#### [What to produce]
Below are some entries; can you quote all of them exactly?

#### [Structured figure records]
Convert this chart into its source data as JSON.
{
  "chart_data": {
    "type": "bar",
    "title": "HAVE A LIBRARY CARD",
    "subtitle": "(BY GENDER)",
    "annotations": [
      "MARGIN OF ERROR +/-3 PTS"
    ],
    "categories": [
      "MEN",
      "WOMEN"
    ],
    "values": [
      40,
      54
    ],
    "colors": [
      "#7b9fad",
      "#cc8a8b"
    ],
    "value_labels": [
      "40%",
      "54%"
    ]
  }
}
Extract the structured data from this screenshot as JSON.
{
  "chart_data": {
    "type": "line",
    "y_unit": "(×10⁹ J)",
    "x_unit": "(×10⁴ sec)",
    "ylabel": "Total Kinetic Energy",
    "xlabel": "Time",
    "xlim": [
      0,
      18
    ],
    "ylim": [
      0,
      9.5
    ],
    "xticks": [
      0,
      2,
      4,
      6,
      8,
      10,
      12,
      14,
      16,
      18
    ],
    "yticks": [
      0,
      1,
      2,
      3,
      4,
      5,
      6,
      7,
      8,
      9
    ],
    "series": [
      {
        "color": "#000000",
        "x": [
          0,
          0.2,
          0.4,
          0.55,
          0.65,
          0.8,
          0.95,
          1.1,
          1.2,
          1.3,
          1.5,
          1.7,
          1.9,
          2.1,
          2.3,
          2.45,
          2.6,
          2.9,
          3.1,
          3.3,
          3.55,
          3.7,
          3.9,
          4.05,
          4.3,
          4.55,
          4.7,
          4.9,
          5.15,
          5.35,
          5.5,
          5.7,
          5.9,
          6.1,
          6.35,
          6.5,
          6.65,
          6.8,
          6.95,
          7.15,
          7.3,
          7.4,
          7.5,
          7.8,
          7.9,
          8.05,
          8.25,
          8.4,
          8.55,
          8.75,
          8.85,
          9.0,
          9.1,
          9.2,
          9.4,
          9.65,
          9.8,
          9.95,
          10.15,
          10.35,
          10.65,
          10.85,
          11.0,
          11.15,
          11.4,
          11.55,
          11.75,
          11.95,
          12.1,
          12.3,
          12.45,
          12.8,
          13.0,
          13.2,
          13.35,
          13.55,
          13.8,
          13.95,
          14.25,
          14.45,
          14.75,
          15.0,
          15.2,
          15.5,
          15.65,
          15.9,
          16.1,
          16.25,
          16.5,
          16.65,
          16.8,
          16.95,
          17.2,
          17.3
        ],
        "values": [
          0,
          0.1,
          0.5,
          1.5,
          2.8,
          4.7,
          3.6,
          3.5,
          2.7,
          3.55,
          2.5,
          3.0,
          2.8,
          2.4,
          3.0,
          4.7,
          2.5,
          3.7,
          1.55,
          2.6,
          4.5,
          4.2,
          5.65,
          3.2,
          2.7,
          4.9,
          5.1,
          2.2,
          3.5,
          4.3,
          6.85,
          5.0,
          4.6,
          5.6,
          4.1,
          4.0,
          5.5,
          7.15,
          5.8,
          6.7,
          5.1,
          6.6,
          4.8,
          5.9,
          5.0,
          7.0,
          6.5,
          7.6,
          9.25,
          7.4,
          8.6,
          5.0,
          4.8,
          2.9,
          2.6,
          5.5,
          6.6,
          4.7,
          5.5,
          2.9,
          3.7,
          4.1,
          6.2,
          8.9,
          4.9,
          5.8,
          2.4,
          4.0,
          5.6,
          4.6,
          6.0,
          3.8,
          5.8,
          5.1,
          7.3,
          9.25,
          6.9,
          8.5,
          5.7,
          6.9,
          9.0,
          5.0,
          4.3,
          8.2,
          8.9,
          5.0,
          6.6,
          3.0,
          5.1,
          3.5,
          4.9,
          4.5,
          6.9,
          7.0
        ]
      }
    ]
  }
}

#### [The solution]
Convert this chart into its source data as JSON.
{
  "chart_data": {
    "type": "bar",
    "title": "HAVE A LIBRARY CARD",
    "subtitle": "(BY GENDER)",
    "annotations": [
      "MARGIN OF ERROR +/-3 PTS"
    ],
    "categories": [
      "MEN",
      "WOMEN"
    ],
    "values": [
      40,
      54
    ],
    "colors": [
      "#7b9fad",
      "#cc8a8b"
    ],
    "value_labels": [
      "40%",
      "54%"
    ]
  }
}
Extract the structured data from this screenshot as JSON.
{
  "chart_data": {
    "type": "line",
    "y_unit": "(×10⁹ J)",
    "x_unit": "(×10⁴ sec)",
    "ylabel": "Total Kinetic Energy",
    "xlabel": "Time",
    "xlim": [
      0,
      18
    ],
    "ylim": [
      0,
      9.5
    ],
    "xticks": [
      0,
      2,
      4,
      6,
      8,
      10,
      12,
      14,
      16,
      18
    ],
    "yticks": [
      0,
      1,
      2,
      3,
      4,
      5,
      6,
      7,
      8,
      9
    ],
    "series": [
      {
        "color": "#000000",
        "x": [
          0,
          0.2,
          0.4,
          0.55,
          0.65,
          0.8,
          0.95,
          1.1,
          1.2,
          1.3,
          1.5,
          1.7,
          1.9,
          2.1,
          2.3,
          2.45,
          2.6,
          2.9,
          3.1,
          3.3,
          3.55,
          3.7,
          3.9,
          4.05,
          4.3,
          4.55,
          4.7,
          4.9,
          5.15,
          5.35,
          5.5,
          5.7,
          5.9,
          6.1,
          6.35,
          6.5,
          6.65,
          6.8,
          6.95,
          7.15,
          7.3,
          7.4,
          7.5,
          7.8,
          7.9,
          8.05,
          8.25,
          8.4,
          8.55,
          8.75,
          8.85,
          9.0,
          9.1,
          9.2,
          9.4,
          9.65,
          9.8,
          9.95,
          10.15,
          10.35,
          10.65,
          10.85,
          11.0,
          11.15,
          11.4,
          11.55,
          11.75,
          11.95,
          12.1,
          12.3,
          12.45,
          12.8,
          13.0,
          13.2,
          13.35,
          13.55,
          13.8,
          13.95,
          14.25,
          14.45,
          14.75,
          15.0,
          15.2,
          15.5,
          15.65,
          15.9,
          16.1,
          16.25,
          16.5,
          16.65,
          16.8,
          16.95,
          17.2,
          17.3
        ],
        "values": [
          0,
          0.1,
          0.5,
          1.5,
          2.8,
          4.7,
          3.6,
          3.5,
          2.7,
          3.55,
          2.5,
          3.0,
          2.8,
          2.4,
          3.0,
          4.7,
          2.5,
          3.7,
          1.55,
          2.6,
          4.5,
          4.2,
          5.65,
          3.2,
          2.7,
          4.9,
          5.1,
          2.2,
          3.5,
          4.3,
          6.85,
          5.0,
          4.6,
          5.6,
          4.1,
          4.0,
          5.5,
          7.15,
          5.8,
          6.7,
          5.1,
          6.6,
          4.8,
          5.9,
          5.0,
          7.0,
          6.5,
          7.6,
          9.25,
          7.4,
          8.6,
          5.0,
          4.8,
          2.9,
          2.6,
          5.5,
          6.6,
          4.7,
          5.5,
          2.9,
          3.7,
          4.1,
          6.2,
          8.9,
          4.9,
          5.8,
          2.4,
          4.0,
          5.6,
          4.6,
          6.0,
          3.8,
          5.8,
          5.1,
          7.3,
          9.25,
          6.9,
          8.5,
          5.7,
          6.9,
          9.0,
          5.0,
          4.3,
          8.2,
          8.9,
          5.0,
          6.6,
          3.0,
          5.1,
          3.5,
          4.9,
          4.5,
          6.9,
          7.0
        ]
      }
    ]
  }
}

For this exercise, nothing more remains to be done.